Collected data entries:
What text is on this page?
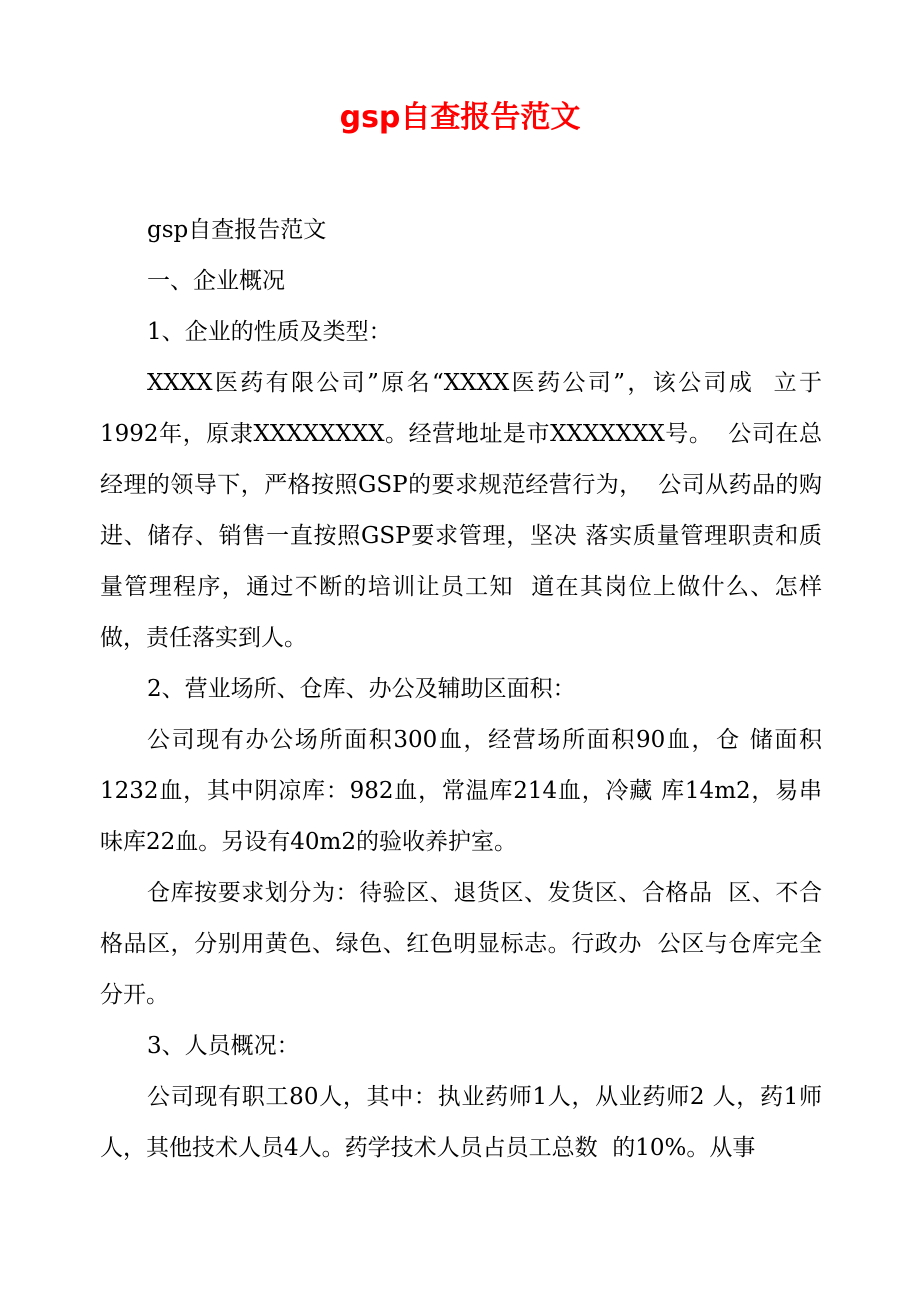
gsp自查报告范文

gsp自查报告范文

一、企业概况

1、企业的性质及类型：

XXXX医药有限公司”原名“XXXX医药公司”，该公司成  立于1992年，原隶XXXXXXXX。经营地址是市XXXXXXX号。  公司在总经理的领导下，严格按照GSP的要求规范经营行为，  公司从药品的购进、储存、销售一直按照GSP要求管理，坚决 落实质量管理职责和质量管理程序，通过不断的培训让员工知  道在其岗位上做什么、怎样做，责任落实到人。

2、营业场所、仓库、办公及辅助区面积：

公司现有办公场所面积300血，经营场所面积90血，仓 储面积1232血，其中阴凉库：982血，常温库214血，冷藏 库14m2，易串味库22血。另设有40m2的验收养护室。

仓库按要求划分为：待验区、退货区、发货区、合格品  区、不合格品区，分别用黄色、绿色、红色明显标志。行政办  公区与仓库完全分开。

3、人员概况：

公司现有职工80人，其中：执业药师1人，从业药师2 人，药1师人，其他技术人员4人。药学技术人员占员工总数  的10%。从事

Brief:
Reproduce the whole listing exactly, but not the images in it.

Reply:
What text is on this page?
gsp自查报告范文

gsp自查报告范文

一、企业概况

1、企业的性质及类型：

XXXX医药有限公司”原名“XXXX医药公司”，该公司成  立于1992年，原隶XXXXXXXX。经营地址是市XXXXXXX号。  公司在总经理的领导下，严格按照GSP的要求规范经营行为，  公司从药品的购进、储存、销售一直按照GSP要求管理，坚决 落实质量管理职责和质量管理程序，通过不断的培训让员工知  道在其岗位上做什么、怎样做，责任落实到人。

2、营业场所、仓库、办公及辅助区面积：

公司现有办公场所面积300血，经营场所面积90血，仓 储面积1232血，其中阴凉库：982血，常温库214血，冷藏 库14m2，易串味库22血。另设有40m2的验收养护室。

仓库按要求划分为：待验区、退货区、发货区、合格品  区、不合格品区，分别用黄色、绿色、红色明显标志。行政办  公区与仓库完全分开。

3、人员概况：

公司现有职工80人，其中：执业药师1人，从业药师2 人，药1师人，其他技术人员4人。药学技术人员占员工总数  的10%。从事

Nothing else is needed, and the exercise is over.